• What you are asked to do
Show every line that has the string "ukol" in it.

[Stored records]
>> BEGIN
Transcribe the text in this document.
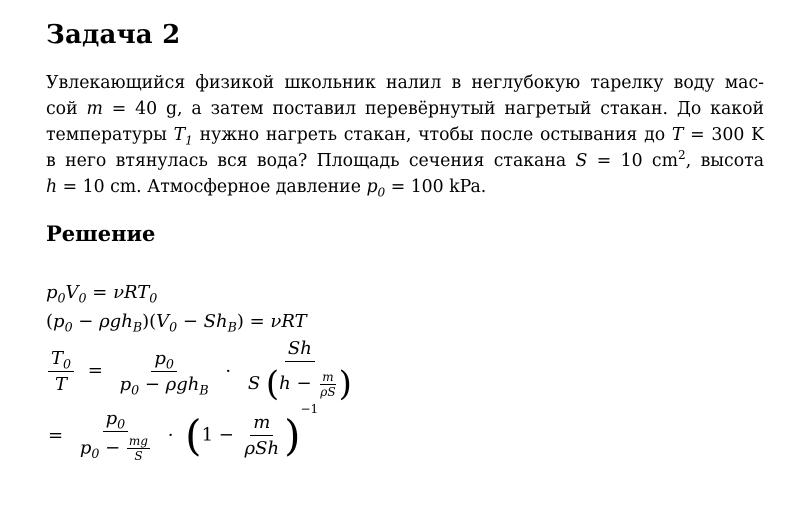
Задача 2
Увлекающийся физикой школьник налил в неглубокую тарелку воду мас-
сой m = 40 g, а затем поставил перевёрнутый нагретый стакан. До какой
температуры $T_1$ нужно нагреть стакан, чтобы после остывания до T = 300 K
в него втянулась вся вода? Площадь сечения стакана S = 10 $cm^2$, высота
h = 10 cm. Атмосферное давление $p_0 = 100$ kPa.
Решение
$p_0V_0 = \nu RT_0$
$(p_0 - \rho gh_B)(V_0 - Sh_B) = \nu RT$
$\frac{T_0}{T} = \frac{p_0}{p_0 - \rho gh_B} \cdot \frac{Sh}{S (h - \frac{m}{\rho S} )}$
= $\frac{p_0}{p_0 - \frac{mg}{S}} \cdot (1 - \frac{m}{\text{ρSh}} )^{-1}$
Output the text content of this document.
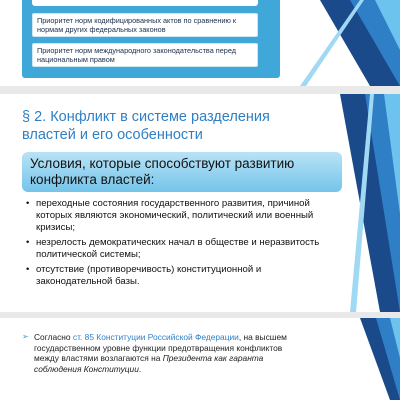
Приоритет норм кодифицированных актов по сравнению к нормам других федеральных законов
Приоритет норм международного законодательства перед национальным правом
§ 2. Конфликт в системе разделения властей и его особенности
Условия, которые способствуют развитию конфликта властей:
• переходные состояния государственного развития, причиной которых являются экономический, политический или военный кризисы;
• незрелость демократических начал в обществе и неразвитость политической системы;
• отсутствие (противоречивость) конституционной и законодательной базы.
➢ Согласно ст. 85 Конституции Российской Федерации, на высшем государственном уровне функции предотвращения конфликтов между властями возлагаются на Президента как гаранта соблюдения Конституции.
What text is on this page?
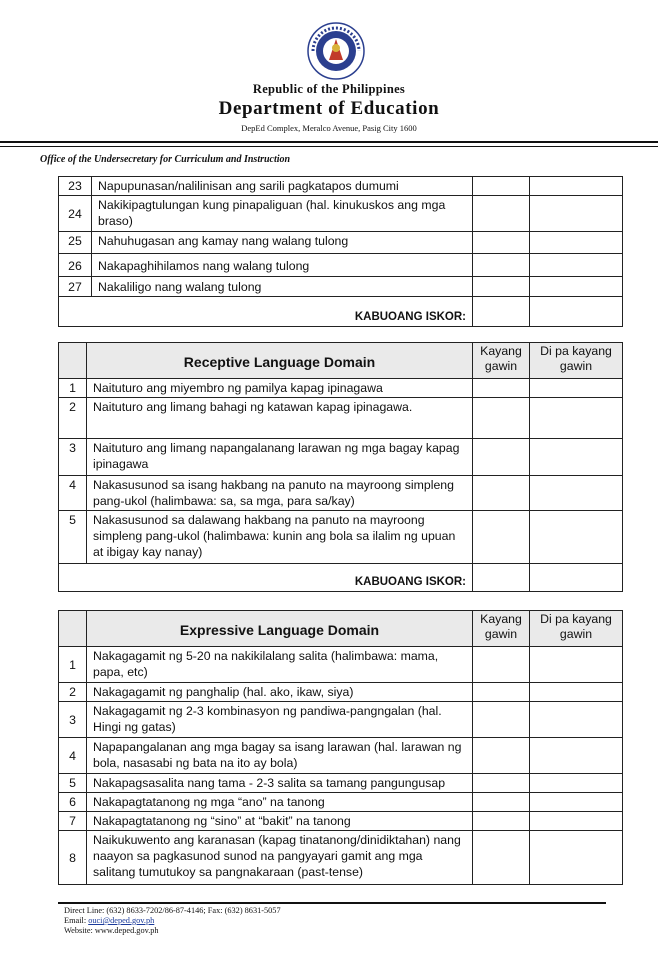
Republic of the Philippines
Department of Education
DepEd Complex, Meralco Avenue, Pasig City 1600
Office of the Undersecretary for Curriculum and Instruction
23	Napupunasan/nalilinisan ang sarili pagkatapos dumumi		
24	Nakikipagtulungan kung pinapaliguan (hal. kinukuskos ang mga braso)		
25	Nahuhugasan ang kamay nang walang tulong		
26	Nakapaghihilamos nang walang tulong		
27	Nakaliligo nang walang tulong		
KABUOANG ISKOR:			
	Receptive Language Domain	Kayang gawin	Di pa kayang gawin
1	Naituturo ang miyembro ng pamilya kapag ipinagawa		
2	Naituturo ang limang bahagi ng katawan kapag ipinagawa.		
3	Naituturo ang limang napangalanang larawan ng mga bagay kapag ipinagawa		
4	Nakasusunod sa isang hakbang na panuto na mayroong simpleng pang-ukol (halimbawa: sa, sa mga, para sa/kay)		
5	Nakasusunod sa dalawang hakbang na panuto na mayroong simpleng pang-ukol (halimbawa: kunin ang bola sa ilalim ng upuan at ibigay kay nanay)		
KABUOANG ISKOR:			
	Expressive Language Domain	Kayang gawin	Di pa kayang gawin
1	Nakagagamit ng 5-20 na nakikilalang salita (halimbawa: mama, papa, etc)		
2	Nakagagamit ng panghalip (hal. ako, ikaw, siya)		
3	Nakagagamit ng 2-3 kombinasyon ng pandiwa-pangngalan (hal. Hingi ng gatas)		
4	Napapangalanan ang mga bagay sa isang larawan (hal. larawan ng bola, nasasabi ng bata na ito ay bola)		
5	Nakapagsasalita nang tama - 2-3 salita sa tamang pangungusap		
6	Nakapagtatanong ng mga “ano” na tanong		
7	Nakapagtatanong ng “sino” at “bakit” na tanong		
8	Naikukuwento ang karanasan (kapag tinatanong/dinidiktahan) nang naayon sa pagkasunod sunod na pangyayari gamit ang mga salitang tumutukoy sa pangnakaraan (past-tense)		
Direct Line: (632) 8633-7202/86-87-4146; Fax: (632) 8631-5057
Email: ouci@deped.gov.ph
Website: www.deped.gov.ph
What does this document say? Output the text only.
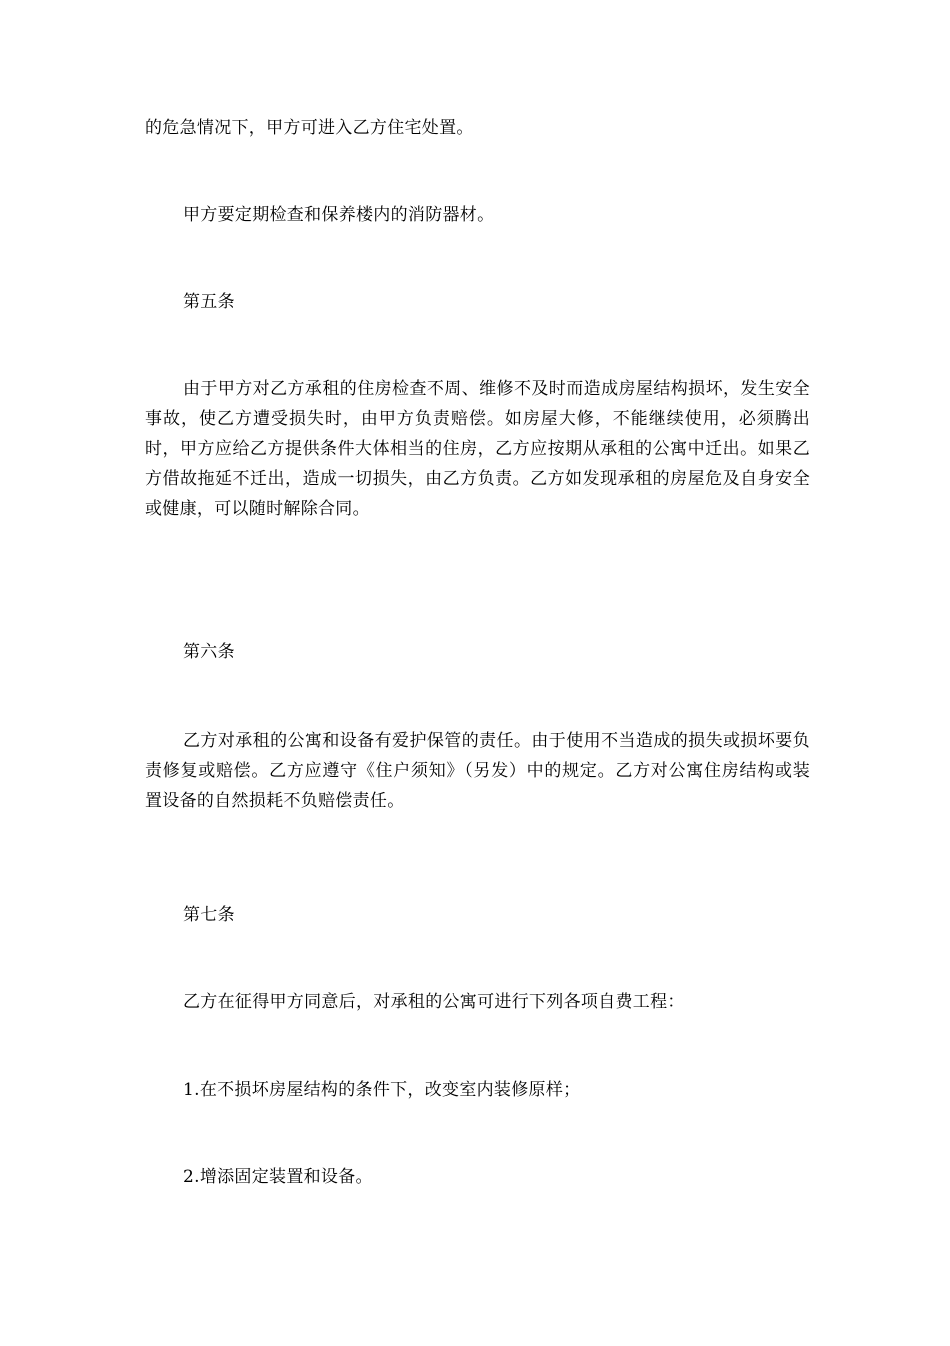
的危急情况下，甲方可进入乙方住宅处置。

甲方要定期检查和保养楼内的消防器材。

第五条

由于甲方对乙方承租的住房检查不周、维修不及时而造成房屋结构损坏，发生安全事故，使乙方遭受损失时，由甲方负责赔偿。如房屋大修，不能继续使用，必须腾出时，甲方应给乙方提供条件大体相当的住房，乙方应按期从承租的公寓中迁出。如果乙方借故拖延不迁出，造成一切损失，由乙方负责。乙方如发现承租的房屋危及自身安全或健康，可以随时解除合同。

第六条

乙方对承租的公寓和设备有爱护保管的责任。由于使用不当造成的损失或损坏要负责修复或赔偿。乙方应遵守《住户须知》（另发）中的规定。乙方对公寓住房结构或装置设备的自然损耗不负赔偿责任。

第七条

乙方在征得甲方同意后，对承租的公寓可进行下列各项自费工程：

1.在不损坏房屋结构的条件下，改变室内装修原样；

2.增添固定装置和设备。
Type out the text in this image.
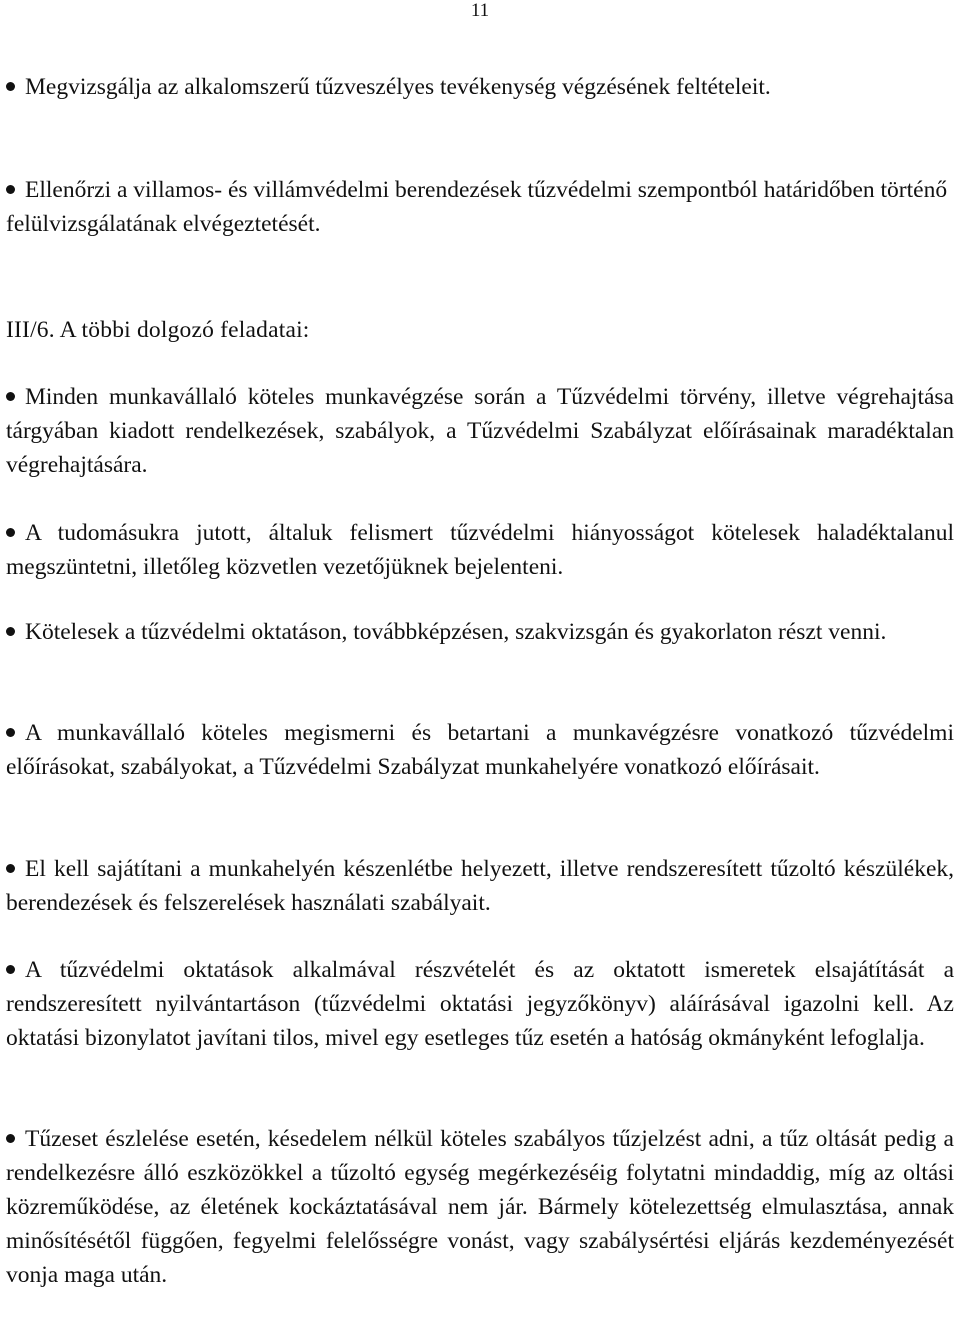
11
Megvizsgálja az alkalomszerű tűzveszélyes tevékenység végzésének feltételeit.
Ellenőrzi a villamos- és villámvédelmi berendezések tűzvédelmi szempontból határidőben történő felülvizsgálatának elvégeztetését.
III/6. A többi dolgozó feladatai:
Minden munkavállaló köteles munkavégzése során a Tűzvédelmi törvény, illetve végrehajtása tárgyában kiadott rendelkezések, szabályok, a Tűzvédelmi Szabályzat előírásainak maradéktalan végrehajtására.
A tudomásukra jutott, általuk felismert tűzvédelmi hiányosságot kötelesek haladéktalanul megszüntetni, illetőleg közvetlen vezetőjüknek bejelenteni.
Kötelesek a tűzvédelmi oktatáson, továbbképzésen, szakvizsgán és gyakorlaton részt venni.
A munkavállaló köteles megismerni és betartani a munkavégzésre vonatkozó tűzvédelmi előírásokat, szabályokat, a Tűzvédelmi Szabályzat munkahelyére vonatkozó előírásait.
El kell sajátítani a munkahelyén készenlétbe helyezett, illetve rendszeresített tűzoltó készülékek, berendezések és felszerelések használati szabályait.
A tűzvédelmi oktatások alkalmával részvételét és az oktatott ismeretek elsajátítását a rendszeresített nyilvántartáson (tűzvédelmi oktatási jegyzőkönyv) aláírásával igazolni kell. Az oktatási bizonylatot javítani tilos, mivel egy esetleges tűz esetén a hatóság okmányként lefoglalja.
Tűzeset észlelése esetén, késedelem nélkül köteles szabályos tűzjelzést adni, a tűz oltását pedig a rendelkezésre álló eszközökkel a tűzoltó egység megérkezéséig folytatni mindaddig, míg az oltási közreműködése, az életének kockáztatásával nem jár. Bármely kötelezettség elmulasztása, annak minősítésétől függően, fegyelmi felelősségre vonást, vagy szabálysértési eljárás kezdeményezését vonja maga után.
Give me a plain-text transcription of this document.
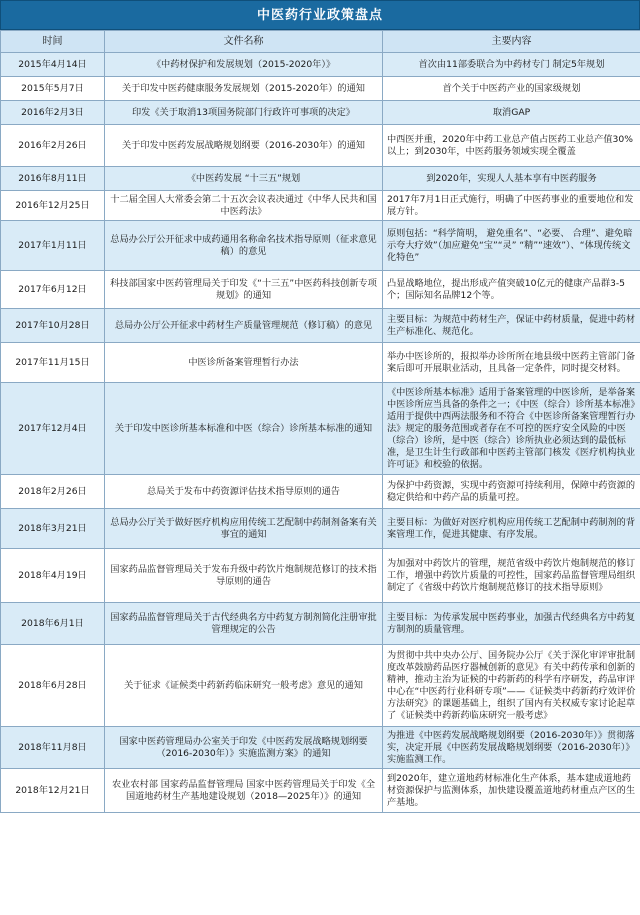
中医药行业政策盘点
时间	文件名称	主要内容
2015年4月14日	《中药材保护和发展规划（2015-2020年）》	首次由11部委联合为中药材专门 制定5年规划
2015年5月7日	关于印发中医药健康服务发展规划（2015-2020年）的通知	首个关于中医药产业的国家级规划
2016年2月3日	印发《关于取消13项国务院部门行政许可事项的决定》	取消GAP
2016年2月26日	关于印发中医药发展战略规划纲要（2016-2030年）的通知	中西医并重，2020年中药工业总产值占医药工业总产值30%以上；到2030年，中医药服务领域实现全覆盖
2016年8月11日	《中医药发展 “十三五”规划	到2020年，实现人人基本享有中医药服务
2016年12月25日	十二届全国人大常委会第二十五次会议表决通过《中华人民共和国中医药法》	2017年7月1日正式施行，明确了中医药事业的重要地位和发展方针。
2017年1月11日	总局办公厅公开征求中成药通用名称命名技术指导原则（征求意见稿）的意见	原则包括：“科学简明， 避免重名”、“必要、 合理”、避免暗示夸大疗效”（加应避免“宝”“灵” “精”“速效”）、“体现传统文化特色”
2017年6月12日	科技部国家中医药管理局关于印发《“十三五”中医药科技创新专项规划》的通知	凸显战略地位，提出形成产值突破10亿元的健康产品群3-5个；国际知名品牌12个等。
2017年10月28日	总局办公厅公开征求中药材生产质量管理规范（修订稿）的意见	主要目标：为规范中药材生产，保证中药材质量，促进中药材生产标准化、规范化。
2017年11月15日	中医诊所备案管理暂行办法	举办中医诊所的，报拟举办诊所所在地县级中医药主管部门备案后即可开展职业活动，且具备一定条件，同时提交材料。
2017年12月4日	关于印发中医诊所基本标准和中医（综合）诊所基本标准的通知	《中医诊所基本标准》适用于备案管理的中医诊所，是举备案中医诊所应当具备的条件之一；《中医（综合）诊所基本标准》适用于提供中西两法服务和不符合《中医诊所备案管理暂行办法》规定的服务范围或者存在不可控的医疗安全风险的中医（综合）诊所，是中医（综合）诊所执业必须达到的最低标准，是卫生计生行政部和中医药主管部门核发《医疗机构执业许可证》和校验的依据。
2018年2月26日	总局关于发布中药资源评估技术指导原则的通告	为保护中药资源，实现中药资源可持续利用，保障中药资源的稳定供给和中药产品的质量可控。
2018年3月21日	总局办公厅关于做好医疗机构应用传统工艺配制中药制剂备案有关事宜的通知	主要目标：为做好对医疗机构应用传统工艺配制中药制剂的背案管理工作，促进其健康、有序发展。
2018年4月19日	国家药品监督管理局关于发布升级中药饮片炮制规范修订的技术指导原则的通告	为加强对中药饮片的管理，规范省级中药饮片炮制规范的修订工作，增强中药饮片质量的可控性，国家药品监督管理局组织制定了《省级中药饮片炮制规范修订的技术指导原则》
2018年6月1日	国家药品监督管理局关于古代经典名方中药复方制剂简化注册审批管理规定的公告	主要目标：为传承发展中医药事业，加强古代经典名方中药复方制剂的质量管理。
2018年6月28日	关于征求《证候类中药新药临床研究一般考虑》意见的通知	为贯彻中共中央办公厅、国务院办公厅《关于深化审评审批制度改革鼓励药品医疗器械创新的意见》有关中药传承和创新的精神，推动主治为证候的中药新药的科学有序研发，药品审评中心在“中医药行业科研专项”——《证候类中药新药疗效评价方法研究》的课题基础上，组织了国内有关权威专家讨论起草了《证候类中药新药临床研究一般考虑》
2018年11月8日	国家中医药管理局办公室关于印发《中医药发展战略规划纲要（2016-2030年）》实施监测方案》的通知	为推进《中医药发展战略规划纲要（2016-2030年）》贯彻落实，决定开展《中医药发展战略规划纲要（2016-2030年）》实施监测工作。
2018年12月21日	农业农村部 国家药品监督管理局 国家中医药管理局关于印发《全国道地药材生产基地建设规划（2018—2025年）》的通知	到2020年，建立道地药材标准化生产体系，基本建成道地药材资源保护与监测体系，加快建设覆盖道地药材重点产区的生产基地。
>> END
• Complete response
4	Nakasusunod sa isang hakbang na panuto na mayroong simpleng pang-ukol (halimbawa: sa, sa mga, para sa/kay)		
5	Nakasusunod sa dalawang hakbang na panuto na mayroong simpleng pang-ukol (halimbawa: kunin ang bola sa ilalim ng upuan at ibigay kay nanay)		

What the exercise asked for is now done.